■ **Data listing**
_ _ _ _
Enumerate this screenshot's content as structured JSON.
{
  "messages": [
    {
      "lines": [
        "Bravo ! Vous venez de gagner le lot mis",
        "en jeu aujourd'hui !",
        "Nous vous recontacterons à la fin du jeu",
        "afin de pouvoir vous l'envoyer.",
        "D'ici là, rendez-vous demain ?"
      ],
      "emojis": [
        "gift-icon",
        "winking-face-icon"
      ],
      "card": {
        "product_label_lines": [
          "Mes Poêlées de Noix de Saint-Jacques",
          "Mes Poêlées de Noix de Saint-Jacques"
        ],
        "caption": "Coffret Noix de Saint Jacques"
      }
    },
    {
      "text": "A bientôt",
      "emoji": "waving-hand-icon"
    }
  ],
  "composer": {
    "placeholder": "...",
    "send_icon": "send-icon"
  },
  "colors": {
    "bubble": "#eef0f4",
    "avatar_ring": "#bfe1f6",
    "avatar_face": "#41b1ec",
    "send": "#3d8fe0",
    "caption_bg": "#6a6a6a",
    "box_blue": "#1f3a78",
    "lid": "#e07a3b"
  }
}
_ _ _ _
■ **What the exercise asks**
Output the entries exactly.

■ **Task solution**
Enumerate this screenshot's content as structured JSON.
{
  "messages": [
    {
      "lines": [
        "Bravo ! Vous venez de gagner le lot mis",
        "en jeu aujourd'hui !",
        "Nous vous recontacterons à la fin du jeu",
        "afin de pouvoir vous l'envoyer.",
        "D'ici là, rendez-vous demain ?"
      ],
      "emojis": [
        "gift-icon",
        "winking-face-icon"
      ],
      "card": {
        "product_label_lines": [
          "Mes Poêlées de Noix de Saint-Jacques",
          "Mes Poêlées de Noix de Saint-Jacques"
        ],
        "caption": "Coffret Noix de Saint Jacques"
      }
    },
    {
      "text": "A bientôt",
      "emoji": "waving-hand-icon"
    }
  ],
  "composer": {
    "placeholder": "...",
    "send_icon": "send-icon"
  },
  "colors": {
    "bubble": "#eef0f4",
    "avatar_ring": "#bfe1f6",
    "avatar_face": "#41b1ec",
    "send": "#3d8fe0",
    "caption_bg": "#6a6a6a",
    "box_blue": "#1f3a78",
    "lid": "#e07a3b"
  }
}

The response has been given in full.